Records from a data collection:
◇ ◇ ◇
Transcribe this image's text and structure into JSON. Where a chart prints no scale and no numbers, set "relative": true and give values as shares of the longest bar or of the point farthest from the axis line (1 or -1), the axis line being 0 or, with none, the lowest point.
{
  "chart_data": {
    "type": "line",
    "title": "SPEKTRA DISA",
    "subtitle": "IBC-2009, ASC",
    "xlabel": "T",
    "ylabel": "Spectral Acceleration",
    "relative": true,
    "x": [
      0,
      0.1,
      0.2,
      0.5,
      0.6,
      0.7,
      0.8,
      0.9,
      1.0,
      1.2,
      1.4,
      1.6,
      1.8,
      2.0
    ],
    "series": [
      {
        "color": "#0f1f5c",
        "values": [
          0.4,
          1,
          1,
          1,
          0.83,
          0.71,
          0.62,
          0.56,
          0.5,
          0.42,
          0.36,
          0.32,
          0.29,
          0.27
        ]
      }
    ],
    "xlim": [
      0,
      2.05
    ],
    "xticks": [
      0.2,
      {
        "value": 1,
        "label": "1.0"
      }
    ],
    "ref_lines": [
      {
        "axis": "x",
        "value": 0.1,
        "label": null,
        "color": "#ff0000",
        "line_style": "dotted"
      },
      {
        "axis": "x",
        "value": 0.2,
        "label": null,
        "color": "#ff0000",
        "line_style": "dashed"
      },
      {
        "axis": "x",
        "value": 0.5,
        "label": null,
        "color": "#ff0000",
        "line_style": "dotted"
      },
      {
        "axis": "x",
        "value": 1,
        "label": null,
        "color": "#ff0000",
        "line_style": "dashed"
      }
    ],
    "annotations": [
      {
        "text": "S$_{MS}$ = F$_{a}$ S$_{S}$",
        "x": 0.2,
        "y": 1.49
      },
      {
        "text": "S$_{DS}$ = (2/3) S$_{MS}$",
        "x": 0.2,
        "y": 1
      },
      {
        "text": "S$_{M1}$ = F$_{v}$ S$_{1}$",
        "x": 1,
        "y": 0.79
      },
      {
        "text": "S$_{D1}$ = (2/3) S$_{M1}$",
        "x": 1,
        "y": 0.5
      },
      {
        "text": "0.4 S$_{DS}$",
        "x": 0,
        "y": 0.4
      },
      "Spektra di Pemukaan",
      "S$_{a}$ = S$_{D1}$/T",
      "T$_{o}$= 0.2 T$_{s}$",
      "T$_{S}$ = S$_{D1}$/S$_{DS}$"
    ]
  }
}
◇ ◇ ◇
• [WHAT TO PRODUCE]:
Return the entries above exactly, each one complete.

• [WRITTEN REPLY]:
Transcribe this image's text and structure into JSON. Where a chart prints no scale and no numbers, set "relative": true and give values as shares of the longest bar or of the point farthest from the axis line (1 or -1), the axis line being 0 or, with none, the lowest point.
{
  "chart_data": {
    "type": "line",
    "title": "SPEKTRA DISA",
    "subtitle": "IBC-2009, ASC",
    "xlabel": "T",
    "ylabel": "Spectral Acceleration",
    "relative": true,
    "x": [
      0,
      0.1,
      0.2,
      0.5,
      0.6,
      0.7,
      0.8,
      0.9,
      1.0,
      1.2,
      1.4,
      1.6,
      1.8,
      2.0
    ],
    "series": [
      {
        "color": "#0f1f5c",
        "values": [
          0.4,
          1,
          1,
          1,
          0.83,
          0.71,
          0.62,
          0.56,
          0.5,
          0.42,
          0.36,
          0.32,
          0.29,
          0.27
        ]
      }
    ],
    "xlim": [
      0,
      2.05
    ],
    "xticks": [
      0.2,
      {
        "value": 1,
        "label": "1.0"
      }
    ],
    "ref_lines": [
      {
        "axis": "x",
        "value": 0.1,
        "label": null,
        "color": "#ff0000",
        "line_style": "dotted"
      },
      {
        "axis": "x",
        "value": 0.2,
        "label": null,
        "color": "#ff0000",
        "line_style": "dashed"
      },
      {
        "axis": "x",
        "value": 0.5,
        "label": null,
        "color": "#ff0000",
        "line_style": "dotted"
      },
      {
        "axis": "x",
        "value": 1,
        "label": null,
        "color": "#ff0000",
        "line_style": "dashed"
      }
    ],
    "annotations": [
      {
        "text": "S$_{MS}$ = F$_{a}$ S$_{S}$",
        "x": 0.2,
        "y": 1.49
      },
      {
        "text": "S$_{DS}$ = (2/3) S$_{MS}$",
        "x": 0.2,
        "y": 1
      },
      {
        "text": "S$_{M1}$ = F$_{v}$ S$_{1}$",
        "x": 1,
        "y": 0.79
      },
      {
        "text": "S$_{D1}$ = (2/3) S$_{M1}$",
        "x": 1,
        "y": 0.5
      },
      {
        "text": "0.4 S$_{DS}$",
        "x": 0,
        "y": 0.4
      },
      "Spektra di Pemukaan",
      "S$_{a}$ = S$_{D1}$/T",
      "T$_{o}$= 0.2 T$_{s}$",
      "T$_{S}$ = S$_{D1}$/S$_{DS}$"
    ]
  }
}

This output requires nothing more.